Data records:
▬▬▬▬▬▬▬▬▬▬

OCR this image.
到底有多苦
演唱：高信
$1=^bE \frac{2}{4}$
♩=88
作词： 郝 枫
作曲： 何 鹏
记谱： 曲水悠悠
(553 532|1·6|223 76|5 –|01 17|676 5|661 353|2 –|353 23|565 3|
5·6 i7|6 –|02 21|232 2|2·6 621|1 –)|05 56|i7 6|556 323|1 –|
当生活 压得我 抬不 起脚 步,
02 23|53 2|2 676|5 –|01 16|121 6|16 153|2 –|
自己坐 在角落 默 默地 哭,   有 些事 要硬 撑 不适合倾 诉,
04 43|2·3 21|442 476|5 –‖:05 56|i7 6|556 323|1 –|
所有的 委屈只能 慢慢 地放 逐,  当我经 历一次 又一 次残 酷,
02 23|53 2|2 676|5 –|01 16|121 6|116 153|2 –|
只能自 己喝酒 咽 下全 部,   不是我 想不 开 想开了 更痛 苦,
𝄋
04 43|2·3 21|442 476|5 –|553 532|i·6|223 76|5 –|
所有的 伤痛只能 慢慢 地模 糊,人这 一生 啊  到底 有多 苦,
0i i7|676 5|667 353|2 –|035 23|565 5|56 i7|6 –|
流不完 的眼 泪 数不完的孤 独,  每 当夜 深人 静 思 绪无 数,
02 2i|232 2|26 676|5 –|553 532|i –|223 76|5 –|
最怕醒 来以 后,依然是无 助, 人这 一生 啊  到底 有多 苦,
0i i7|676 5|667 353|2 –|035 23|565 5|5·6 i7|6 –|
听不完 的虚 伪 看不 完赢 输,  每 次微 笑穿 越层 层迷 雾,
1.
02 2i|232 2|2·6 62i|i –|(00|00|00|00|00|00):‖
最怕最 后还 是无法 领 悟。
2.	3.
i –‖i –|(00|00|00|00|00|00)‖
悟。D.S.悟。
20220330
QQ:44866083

▬▬▬▬▬▬▬▬▬▬

GOAL:
From the listing above, reproduce all the lines exactly.

FINISHED EXERCISE:
OCR this image.
到底有多苦
演唱：高信
$1=^bE \frac{2}{4}$
♩=88
作词： 郝 枫
作曲： 何 鹏
记谱： 曲水悠悠
(553 532|1·6|223 76|5 –|01 17|676 5|661 353|2 –|353 23|565 3|
5·6 i7|6 –|02 21|232 2|2·6 621|1 –)|05 56|i7 6|556 323|1 –|
当生活 压得我 抬不 起脚 步,
02 23|53 2|2 676|5 –|01 16|121 6|16 153|2 –|
自己坐 在角落 默 默地 哭,   有 些事 要硬 撑 不适合倾 诉,
04 43|2·3 21|442 476|5 –‖:05 56|i7 6|556 323|1 –|
所有的 委屈只能 慢慢 地放 逐,  当我经 历一次 又一 次残 酷,
02 23|53 2|2 676|5 –|01 16|121 6|116 153|2 –|
只能自 己喝酒 咽 下全 部,   不是我 想不 开 想开了 更痛 苦,
𝄋
04 43|2·3 21|442 476|5 –|553 532|i·6|223 76|5 –|
所有的 伤痛只能 慢慢 地模 糊,人这 一生 啊  到底 有多 苦,
0i i7|676 5|667 353|2 –|035 23|565 5|56 i7|6 –|
流不完 的眼 泪 数不完的孤 独,  每 当夜 深人 静 思 绪无 数,
02 2i|232 2|26 676|5 –|553 532|i –|223 76|5 –|
最怕醒 来以 后,依然是无 助, 人这 一生 啊  到底 有多 苦,
0i i7|676 5|667 353|2 –|035 23|565 5|5·6 i7|6 –|
听不完 的虚 伪 看不 完赢 输,  每 次微 笑穿 越层 层迷 雾,
1.
02 2i|232 2|2·6 62i|i –|(00|00|00|00|00|00):‖
最怕最 后还 是无法 领 悟。
2.	3.
i –‖i –|(00|00|00|00|00|00)‖
悟。D.S.悟。
20220330
QQ:44866083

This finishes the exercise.